Dataset entries:
━━━━━━━━━━

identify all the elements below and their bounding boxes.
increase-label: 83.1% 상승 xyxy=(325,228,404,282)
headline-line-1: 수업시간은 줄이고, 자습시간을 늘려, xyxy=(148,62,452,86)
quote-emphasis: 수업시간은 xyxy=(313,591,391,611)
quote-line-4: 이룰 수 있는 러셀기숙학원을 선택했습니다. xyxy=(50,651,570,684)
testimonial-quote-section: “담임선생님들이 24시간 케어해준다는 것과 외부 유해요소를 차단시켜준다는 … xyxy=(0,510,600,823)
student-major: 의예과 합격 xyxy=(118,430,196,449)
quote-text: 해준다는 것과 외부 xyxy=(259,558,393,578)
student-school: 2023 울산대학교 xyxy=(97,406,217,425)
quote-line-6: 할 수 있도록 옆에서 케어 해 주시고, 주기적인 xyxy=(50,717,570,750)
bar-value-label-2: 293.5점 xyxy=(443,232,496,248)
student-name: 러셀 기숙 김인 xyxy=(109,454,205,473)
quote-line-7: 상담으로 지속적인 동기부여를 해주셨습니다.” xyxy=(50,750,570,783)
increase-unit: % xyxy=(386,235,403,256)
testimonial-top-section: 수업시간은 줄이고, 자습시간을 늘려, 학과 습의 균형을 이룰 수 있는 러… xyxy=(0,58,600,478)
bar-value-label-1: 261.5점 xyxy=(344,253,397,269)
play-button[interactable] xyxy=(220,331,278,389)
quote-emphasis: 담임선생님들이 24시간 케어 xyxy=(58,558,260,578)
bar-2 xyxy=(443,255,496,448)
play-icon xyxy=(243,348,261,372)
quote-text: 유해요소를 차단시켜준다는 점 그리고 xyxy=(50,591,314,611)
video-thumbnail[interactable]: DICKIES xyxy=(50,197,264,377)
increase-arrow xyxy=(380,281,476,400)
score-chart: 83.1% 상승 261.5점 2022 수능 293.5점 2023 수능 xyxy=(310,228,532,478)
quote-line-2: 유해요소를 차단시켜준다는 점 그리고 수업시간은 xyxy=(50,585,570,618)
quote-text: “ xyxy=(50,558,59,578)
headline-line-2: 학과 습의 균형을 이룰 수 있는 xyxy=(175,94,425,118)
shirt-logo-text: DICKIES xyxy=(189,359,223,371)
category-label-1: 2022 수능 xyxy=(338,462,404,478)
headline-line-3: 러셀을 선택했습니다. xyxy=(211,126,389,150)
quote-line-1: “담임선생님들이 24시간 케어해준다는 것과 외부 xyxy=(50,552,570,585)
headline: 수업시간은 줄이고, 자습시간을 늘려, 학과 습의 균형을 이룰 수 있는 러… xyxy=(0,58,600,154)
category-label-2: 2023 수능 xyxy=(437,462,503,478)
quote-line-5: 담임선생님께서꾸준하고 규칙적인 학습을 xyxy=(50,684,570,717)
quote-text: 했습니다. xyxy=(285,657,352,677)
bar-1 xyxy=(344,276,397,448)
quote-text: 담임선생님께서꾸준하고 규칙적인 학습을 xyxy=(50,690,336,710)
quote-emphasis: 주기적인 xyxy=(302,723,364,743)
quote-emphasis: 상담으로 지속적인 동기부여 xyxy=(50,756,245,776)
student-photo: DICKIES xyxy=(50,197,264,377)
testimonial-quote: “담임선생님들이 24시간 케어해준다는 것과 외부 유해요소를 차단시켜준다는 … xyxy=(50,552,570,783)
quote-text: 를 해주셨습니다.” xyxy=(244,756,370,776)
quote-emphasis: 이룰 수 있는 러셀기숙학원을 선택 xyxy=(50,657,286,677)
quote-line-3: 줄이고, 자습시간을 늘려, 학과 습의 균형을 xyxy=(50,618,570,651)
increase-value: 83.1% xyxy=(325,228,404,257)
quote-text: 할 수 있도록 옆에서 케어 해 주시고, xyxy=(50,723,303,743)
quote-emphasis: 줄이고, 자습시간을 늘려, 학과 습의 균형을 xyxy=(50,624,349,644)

━━━━━━━━━━

EXERCISE INSTRUCTIONS: Reproduce every one of the records above line for line, with no changes.

SOLUTION FOR THIS EXERCISE:
identify all the elements below and their bounding boxes.
increase-label: 83.1% 상승 xyxy=(325,228,404,282)
headline-line-1: 수업시간은 줄이고, 자습시간을 늘려, xyxy=(148,62,452,86)
quote-emphasis: 수업시간은 xyxy=(313,591,391,611)
quote-line-4: 이룰 수 있는 러셀기숙학원을 선택했습니다. xyxy=(50,651,570,684)
testimonial-quote-section: “담임선생님들이 24시간 케어해준다는 것과 외부 유해요소를 차단시켜준다는 … xyxy=(0,510,600,823)
student-major: 의예과 합격 xyxy=(118,430,196,449)
quote-text: 해준다는 것과 외부 xyxy=(259,558,393,578)
student-school: 2023 울산대학교 xyxy=(97,406,217,425)
quote-line-6: 할 수 있도록 옆에서 케어 해 주시고, 주기적인 xyxy=(50,717,570,750)
bar-value-label-2: 293.5점 xyxy=(443,232,496,248)
student-name: 러셀 기숙 김인 xyxy=(109,454,205,473)
quote-line-7: 상담으로 지속적인 동기부여를 해주셨습니다.” xyxy=(50,750,570,783)
increase-unit: % xyxy=(386,235,403,256)
testimonial-top-section: 수업시간은 줄이고, 자습시간을 늘려, 학과 습의 균형을 이룰 수 있는 러… xyxy=(0,58,600,478)
bar-value-label-1: 261.5점 xyxy=(344,253,397,269)
play-button[interactable] xyxy=(220,331,278,389)
quote-emphasis: 담임선생님들이 24시간 케어 xyxy=(58,558,260,578)
bar-2 xyxy=(443,255,496,448)
play-icon xyxy=(243,348,261,372)
quote-text: 유해요소를 차단시켜준다는 점 그리고 xyxy=(50,591,314,611)
video-thumbnail[interactable]: DICKIES xyxy=(50,197,264,377)
increase-arrow xyxy=(380,281,476,400)
score-chart: 83.1% 상승 261.5점 2022 수능 293.5점 2023 수능 xyxy=(310,228,532,478)
quote-line-2: 유해요소를 차단시켜준다는 점 그리고 수업시간은 xyxy=(50,585,570,618)
quote-text: “ xyxy=(50,558,59,578)
headline-line-2: 학과 습의 균형을 이룰 수 있는 xyxy=(175,94,425,118)
shirt-logo-text: DICKIES xyxy=(189,359,223,371)
category-label-1: 2022 수능 xyxy=(338,462,404,478)
headline-line-3: 러셀을 선택했습니다. xyxy=(211,126,389,150)
quote-line-1: “담임선생님들이 24시간 케어해준다는 것과 외부 xyxy=(50,552,570,585)
headline: 수업시간은 줄이고, 자습시간을 늘려, 학과 습의 균형을 이룰 수 있는 러… xyxy=(0,58,600,154)
category-label-2: 2023 수능 xyxy=(437,462,503,478)
quote-line-5: 담임선생님께서꾸준하고 규칙적인 학습을 xyxy=(50,684,570,717)
quote-text: 했습니다. xyxy=(285,657,352,677)
bar-1 xyxy=(344,276,397,448)
quote-text: 담임선생님께서꾸준하고 규칙적인 학습을 xyxy=(50,690,336,710)
quote-emphasis: 주기적인 xyxy=(302,723,364,743)
quote-emphasis: 상담으로 지속적인 동기부여 xyxy=(50,756,245,776)
student-photo: DICKIES xyxy=(50,197,264,377)
testimonial-quote: “담임선생님들이 24시간 케어해준다는 것과 외부 유해요소를 차단시켜준다는 … xyxy=(50,552,570,783)
quote-text: 를 해주셨습니다.” xyxy=(244,756,370,776)
quote-emphasis: 이룰 수 있는 러셀기숙학원을 선택 xyxy=(50,657,286,677)
quote-line-3: 줄이고, 자습시간을 늘려, 학과 습의 균형을 xyxy=(50,618,570,651)
increase-value: 83.1% xyxy=(325,228,404,257)
quote-text: 할 수 있도록 옆에서 케어 해 주시고, xyxy=(50,723,303,743)
quote-emphasis: 줄이고, 자습시간을 늘려, 학과 습의 균형을 xyxy=(50,624,349,644)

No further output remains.